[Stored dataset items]
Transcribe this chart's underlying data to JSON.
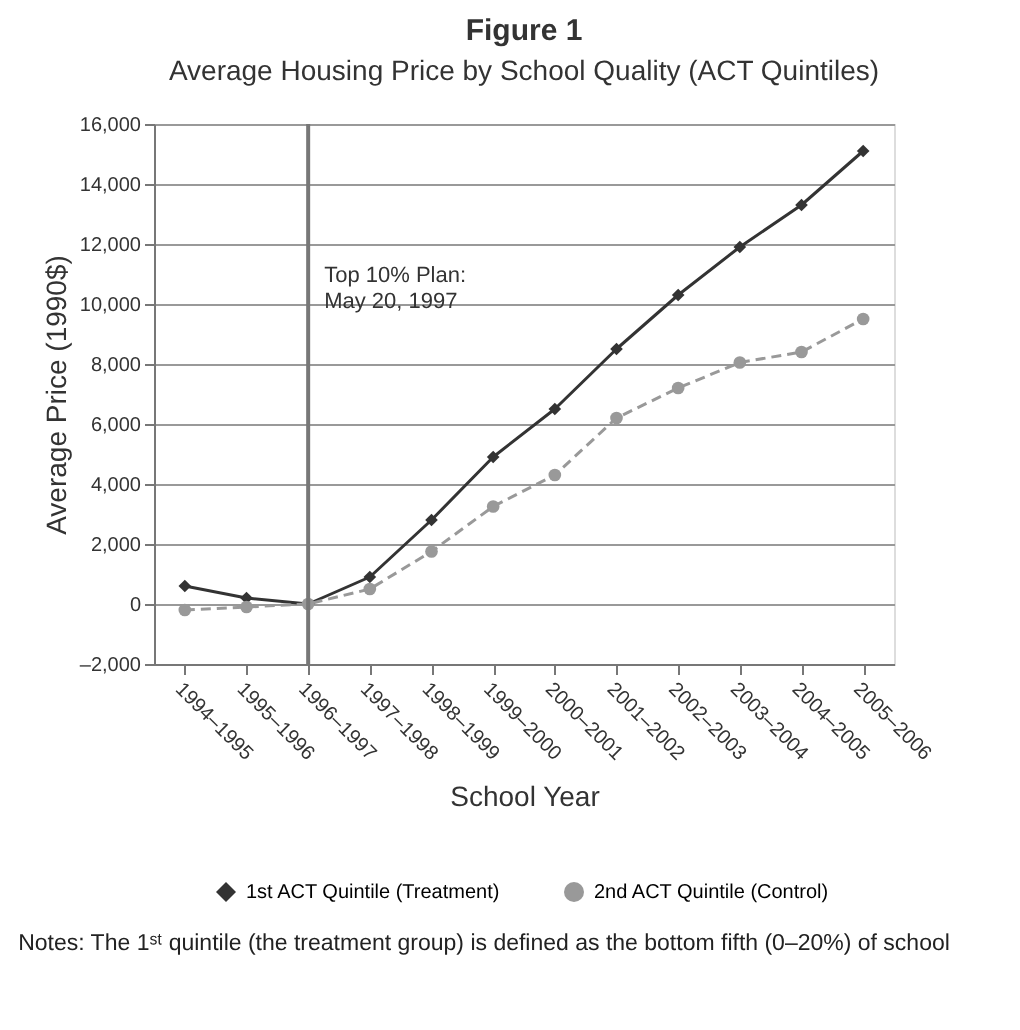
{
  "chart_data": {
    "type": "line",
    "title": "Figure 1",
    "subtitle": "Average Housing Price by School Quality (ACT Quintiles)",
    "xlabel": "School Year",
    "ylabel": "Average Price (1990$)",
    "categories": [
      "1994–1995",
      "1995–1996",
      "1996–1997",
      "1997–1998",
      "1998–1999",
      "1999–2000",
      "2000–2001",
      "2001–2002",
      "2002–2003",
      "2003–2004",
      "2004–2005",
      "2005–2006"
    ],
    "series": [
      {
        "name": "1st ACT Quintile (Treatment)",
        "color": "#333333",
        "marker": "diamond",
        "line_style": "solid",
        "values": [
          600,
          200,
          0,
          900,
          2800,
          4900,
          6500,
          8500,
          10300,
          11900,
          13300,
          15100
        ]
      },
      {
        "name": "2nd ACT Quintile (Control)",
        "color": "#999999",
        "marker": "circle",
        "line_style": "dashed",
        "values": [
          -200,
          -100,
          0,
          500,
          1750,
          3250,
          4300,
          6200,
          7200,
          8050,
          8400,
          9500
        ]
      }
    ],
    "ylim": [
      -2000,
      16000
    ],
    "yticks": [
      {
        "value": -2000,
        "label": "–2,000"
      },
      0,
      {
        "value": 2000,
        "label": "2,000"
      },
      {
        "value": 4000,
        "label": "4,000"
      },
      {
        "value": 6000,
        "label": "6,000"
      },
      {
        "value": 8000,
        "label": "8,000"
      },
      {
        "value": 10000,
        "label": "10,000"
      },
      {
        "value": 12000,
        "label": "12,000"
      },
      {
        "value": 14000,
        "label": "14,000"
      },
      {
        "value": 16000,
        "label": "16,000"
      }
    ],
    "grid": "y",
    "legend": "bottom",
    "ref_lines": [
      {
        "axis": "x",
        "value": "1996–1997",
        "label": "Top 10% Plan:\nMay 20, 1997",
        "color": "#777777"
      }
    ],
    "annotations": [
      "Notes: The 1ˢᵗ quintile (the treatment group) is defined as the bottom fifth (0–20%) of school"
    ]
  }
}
--
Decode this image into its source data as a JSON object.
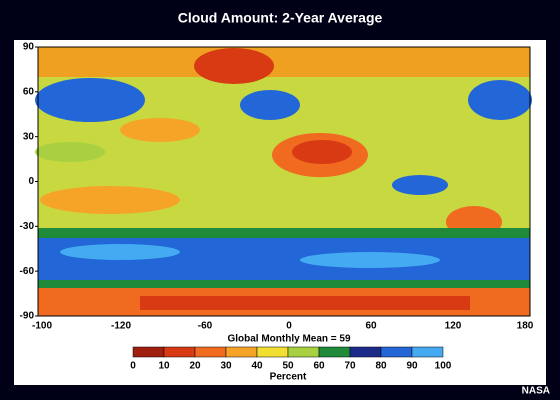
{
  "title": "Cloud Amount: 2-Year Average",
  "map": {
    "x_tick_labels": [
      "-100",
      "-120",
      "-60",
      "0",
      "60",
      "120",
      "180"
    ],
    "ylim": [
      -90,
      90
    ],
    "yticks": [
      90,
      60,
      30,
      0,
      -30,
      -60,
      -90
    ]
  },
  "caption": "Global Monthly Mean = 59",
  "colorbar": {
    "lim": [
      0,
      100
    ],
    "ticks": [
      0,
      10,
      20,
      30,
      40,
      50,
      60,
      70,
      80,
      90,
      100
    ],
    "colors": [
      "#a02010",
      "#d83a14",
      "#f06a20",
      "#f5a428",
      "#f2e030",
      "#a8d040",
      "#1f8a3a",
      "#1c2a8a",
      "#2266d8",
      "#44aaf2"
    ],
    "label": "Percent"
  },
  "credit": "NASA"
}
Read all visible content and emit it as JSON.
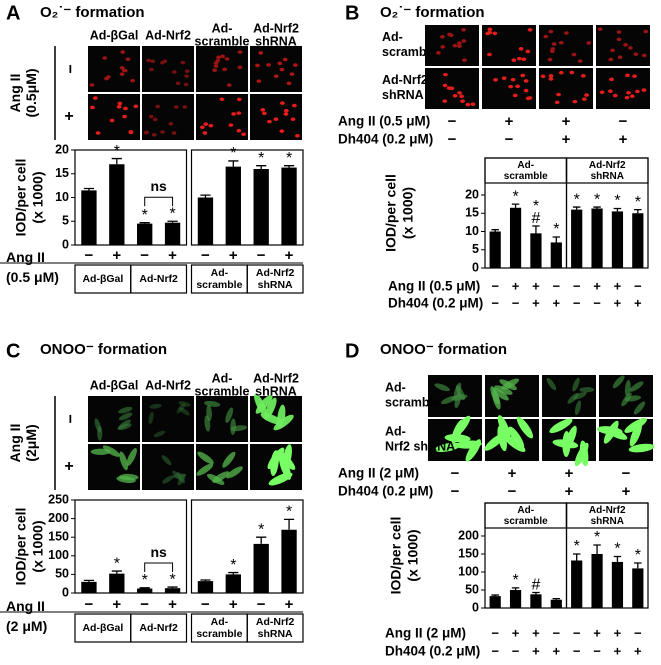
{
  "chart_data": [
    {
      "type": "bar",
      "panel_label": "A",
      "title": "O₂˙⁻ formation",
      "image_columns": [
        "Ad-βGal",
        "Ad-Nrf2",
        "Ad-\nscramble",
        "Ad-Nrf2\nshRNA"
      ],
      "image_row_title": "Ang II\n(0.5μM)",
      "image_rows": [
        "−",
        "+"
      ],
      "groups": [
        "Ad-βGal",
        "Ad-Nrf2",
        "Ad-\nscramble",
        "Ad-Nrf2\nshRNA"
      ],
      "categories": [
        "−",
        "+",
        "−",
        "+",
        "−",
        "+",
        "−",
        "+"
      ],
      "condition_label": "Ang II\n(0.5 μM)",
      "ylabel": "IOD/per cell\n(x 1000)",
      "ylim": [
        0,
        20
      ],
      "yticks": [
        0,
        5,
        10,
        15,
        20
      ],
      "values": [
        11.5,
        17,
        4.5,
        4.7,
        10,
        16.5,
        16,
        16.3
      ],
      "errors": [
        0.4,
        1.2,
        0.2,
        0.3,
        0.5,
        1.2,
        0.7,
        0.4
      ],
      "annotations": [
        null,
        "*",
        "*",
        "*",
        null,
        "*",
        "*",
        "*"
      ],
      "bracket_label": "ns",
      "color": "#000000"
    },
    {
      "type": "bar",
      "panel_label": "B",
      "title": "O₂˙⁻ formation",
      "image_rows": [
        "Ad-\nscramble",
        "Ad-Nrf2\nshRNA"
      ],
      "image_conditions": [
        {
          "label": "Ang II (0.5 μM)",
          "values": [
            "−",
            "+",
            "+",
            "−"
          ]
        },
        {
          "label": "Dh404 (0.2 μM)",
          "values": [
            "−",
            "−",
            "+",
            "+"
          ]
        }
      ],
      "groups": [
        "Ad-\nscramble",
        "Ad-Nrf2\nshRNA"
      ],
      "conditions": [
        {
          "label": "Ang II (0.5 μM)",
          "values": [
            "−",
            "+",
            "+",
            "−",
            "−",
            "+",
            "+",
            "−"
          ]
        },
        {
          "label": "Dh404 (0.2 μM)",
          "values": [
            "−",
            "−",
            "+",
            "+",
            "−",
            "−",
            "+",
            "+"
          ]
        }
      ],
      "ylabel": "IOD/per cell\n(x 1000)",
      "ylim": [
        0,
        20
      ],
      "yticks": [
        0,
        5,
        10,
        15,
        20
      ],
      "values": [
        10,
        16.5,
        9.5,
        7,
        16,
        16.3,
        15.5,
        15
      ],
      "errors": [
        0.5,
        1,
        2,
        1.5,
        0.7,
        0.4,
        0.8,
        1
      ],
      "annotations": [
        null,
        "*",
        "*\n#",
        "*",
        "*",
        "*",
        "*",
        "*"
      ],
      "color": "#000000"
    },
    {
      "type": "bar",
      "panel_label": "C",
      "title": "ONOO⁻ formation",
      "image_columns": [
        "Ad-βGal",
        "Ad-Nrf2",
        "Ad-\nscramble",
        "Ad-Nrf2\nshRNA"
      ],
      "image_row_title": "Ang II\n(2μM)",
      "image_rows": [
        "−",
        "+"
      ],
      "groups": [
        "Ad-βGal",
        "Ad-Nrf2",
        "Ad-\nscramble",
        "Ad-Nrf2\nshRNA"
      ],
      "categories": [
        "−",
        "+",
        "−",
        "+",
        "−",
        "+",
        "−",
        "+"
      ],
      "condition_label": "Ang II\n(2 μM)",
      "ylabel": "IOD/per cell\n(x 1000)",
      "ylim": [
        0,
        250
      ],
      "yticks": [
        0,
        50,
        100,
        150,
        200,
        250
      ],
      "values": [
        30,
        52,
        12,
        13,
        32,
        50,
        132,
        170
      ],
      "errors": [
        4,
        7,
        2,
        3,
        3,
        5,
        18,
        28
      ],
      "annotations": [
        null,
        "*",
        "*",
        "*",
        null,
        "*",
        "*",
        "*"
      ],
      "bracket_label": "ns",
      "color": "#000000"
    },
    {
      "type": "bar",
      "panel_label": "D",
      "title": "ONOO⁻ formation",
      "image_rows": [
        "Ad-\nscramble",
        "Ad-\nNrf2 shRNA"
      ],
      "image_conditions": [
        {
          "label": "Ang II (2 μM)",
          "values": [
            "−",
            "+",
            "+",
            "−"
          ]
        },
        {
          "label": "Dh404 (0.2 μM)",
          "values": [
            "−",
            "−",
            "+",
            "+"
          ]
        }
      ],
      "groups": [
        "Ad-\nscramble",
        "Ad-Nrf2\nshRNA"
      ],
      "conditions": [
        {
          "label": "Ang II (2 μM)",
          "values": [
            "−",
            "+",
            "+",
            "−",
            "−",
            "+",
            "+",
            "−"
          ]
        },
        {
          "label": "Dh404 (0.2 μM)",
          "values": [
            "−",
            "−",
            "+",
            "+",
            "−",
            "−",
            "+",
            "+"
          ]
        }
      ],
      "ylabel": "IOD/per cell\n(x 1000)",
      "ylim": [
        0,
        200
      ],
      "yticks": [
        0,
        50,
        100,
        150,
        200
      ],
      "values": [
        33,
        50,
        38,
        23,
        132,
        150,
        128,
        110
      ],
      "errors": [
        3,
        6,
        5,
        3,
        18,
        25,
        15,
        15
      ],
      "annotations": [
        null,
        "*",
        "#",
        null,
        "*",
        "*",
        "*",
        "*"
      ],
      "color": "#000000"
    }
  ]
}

- _Your task_
Show all lines from the data above in which the word "this" appears.

- _Problem solution_
Transcribe this chart's underlying data to JSON.
Decode this image into its source data as a JSON object.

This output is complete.